------ Material shown ------

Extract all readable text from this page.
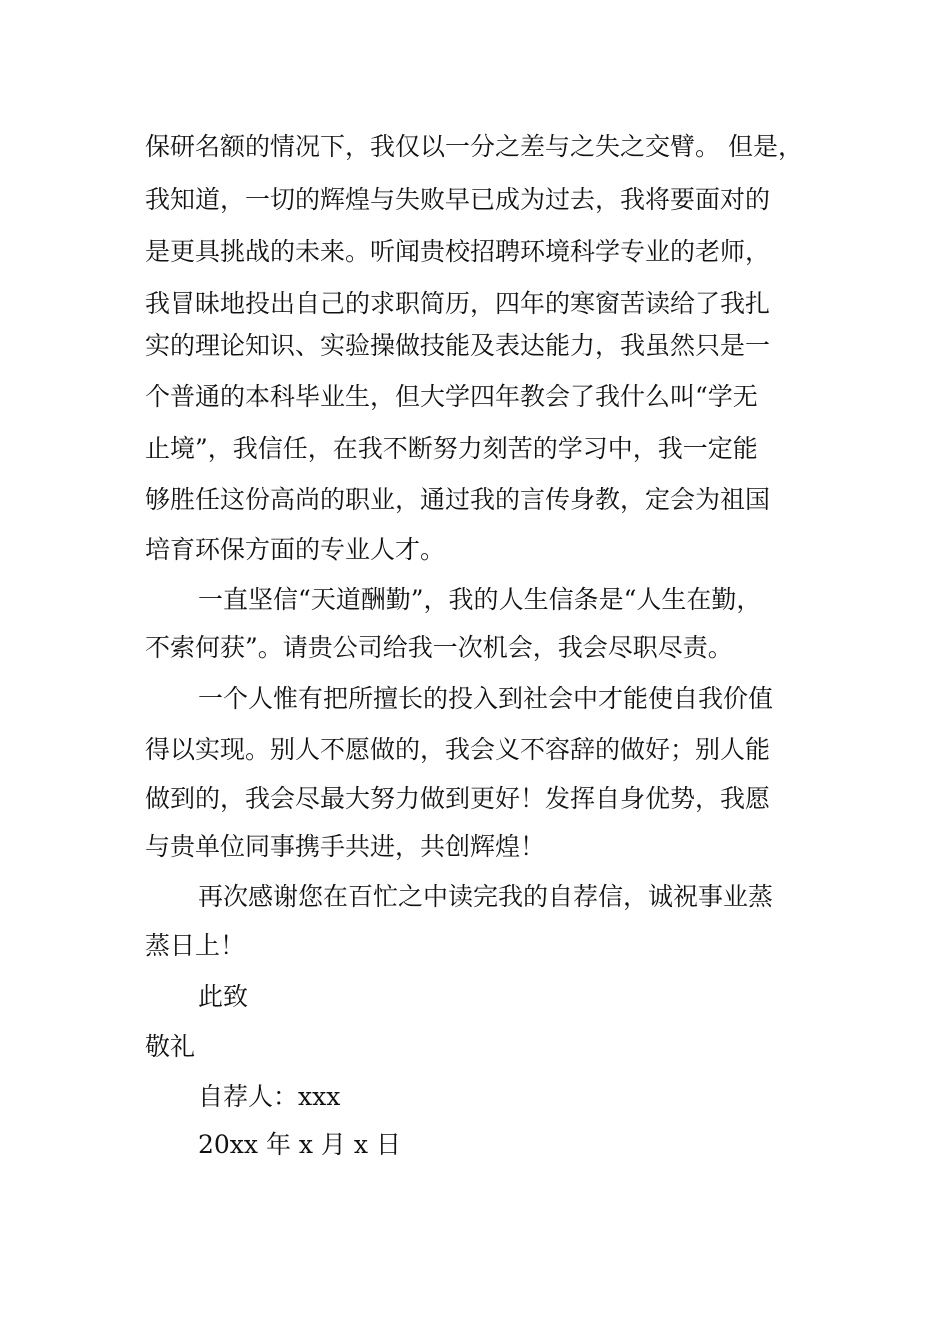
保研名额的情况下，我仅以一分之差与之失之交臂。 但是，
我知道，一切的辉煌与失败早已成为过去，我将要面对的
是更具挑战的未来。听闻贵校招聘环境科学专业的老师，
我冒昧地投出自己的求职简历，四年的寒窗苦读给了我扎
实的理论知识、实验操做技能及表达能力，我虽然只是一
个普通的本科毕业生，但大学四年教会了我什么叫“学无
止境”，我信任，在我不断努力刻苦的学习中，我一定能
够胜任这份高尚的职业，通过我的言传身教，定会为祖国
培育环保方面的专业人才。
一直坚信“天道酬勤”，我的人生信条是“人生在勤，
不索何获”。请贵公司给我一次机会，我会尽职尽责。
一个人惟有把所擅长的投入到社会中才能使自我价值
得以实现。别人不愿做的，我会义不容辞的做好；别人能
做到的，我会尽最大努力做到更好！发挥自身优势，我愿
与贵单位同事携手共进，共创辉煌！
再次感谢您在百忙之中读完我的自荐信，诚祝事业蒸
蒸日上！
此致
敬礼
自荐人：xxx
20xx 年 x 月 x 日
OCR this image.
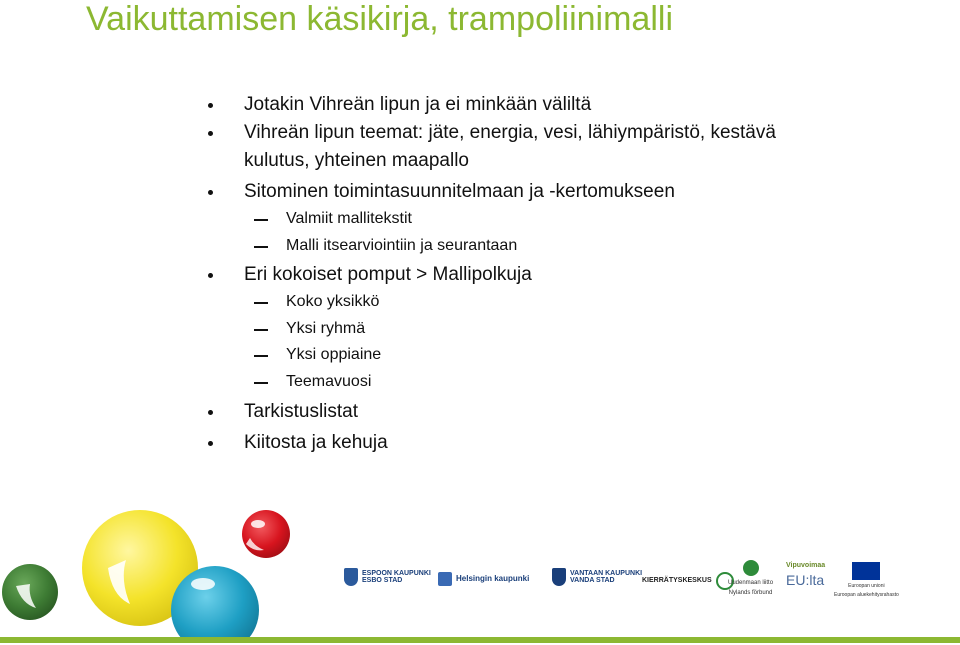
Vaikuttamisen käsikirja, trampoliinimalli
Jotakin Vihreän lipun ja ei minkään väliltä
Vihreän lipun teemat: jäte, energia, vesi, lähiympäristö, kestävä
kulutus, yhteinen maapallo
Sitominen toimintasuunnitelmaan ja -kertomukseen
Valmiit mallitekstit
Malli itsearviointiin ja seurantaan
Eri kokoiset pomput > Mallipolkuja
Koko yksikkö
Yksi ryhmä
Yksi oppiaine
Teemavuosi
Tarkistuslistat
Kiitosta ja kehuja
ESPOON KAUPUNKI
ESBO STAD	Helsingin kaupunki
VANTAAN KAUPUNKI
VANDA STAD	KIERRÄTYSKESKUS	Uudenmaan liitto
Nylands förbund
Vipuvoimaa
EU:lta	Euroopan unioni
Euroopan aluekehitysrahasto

------

# [Exercise details]
Write out the records above exactly as they stand, leaving out every picture.

# [Solved problem]
Extract all readable text from this page.
保研名额的情况下，我仅以一分之差与之失之交臂。 但是，
我知道，一切的辉煌与失败早已成为过去，我将要面对的
是更具挑战的未来。听闻贵校招聘环境科学专业的老师，
我冒昧地投出自己的求职简历，四年的寒窗苦读给了我扎
实的理论知识、实验操做技能及表达能力，我虽然只是一
个普通的本科毕业生，但大学四年教会了我什么叫“学无
止境”，我信任，在我不断努力刻苦的学习中，我一定能
够胜任这份高尚的职业，通过我的言传身教，定会为祖国
培育环保方面的专业人才。
一直坚信“天道酬勤”，我的人生信条是“人生在勤，
不索何获”。请贵公司给我一次机会，我会尽职尽责。
一个人惟有把所擅长的投入到社会中才能使自我价值
得以实现。别人不愿做的，我会义不容辞的做好；别人能
做到的，我会尽最大努力做到更好！发挥自身优势，我愿
与贵单位同事携手共进，共创辉煌！
再次感谢您在百忙之中读完我的自荐信，诚祝事业蒸
蒸日上！
此致
敬礼
自荐人：xxx
20xx 年 x 月 x 日
OCR this image.
Vaikuttamisen käsikirja, trampoliinimalli
Jotakin Vihreän lipun ja ei minkään väliltä
Vihreän lipun teemat: jäte, energia, vesi, lähiympäristö, kestävä
kulutus, yhteinen maapallo
Sitominen toimintasuunnitelmaan ja -kertomukseen
Valmiit mallitekstit
Malli itsearviointiin ja seurantaan
Eri kokoiset pomput > Mallipolkuja
Koko yksikkö
Yksi ryhmä
Yksi oppiaine
Teemavuosi
Tarkistuslistat
Kiitosta ja kehuja
ESPOON KAUPUNKI
ESBO STAD	Helsingin kaupunki
VANTAAN KAUPUNKI
VANDA STAD	KIERRÄTYSKESKUS	Uudenmaan liitto
Nylands förbund
Vipuvoimaa
EU:lta	Euroopan unioni
Euroopan aluekehitysrahasto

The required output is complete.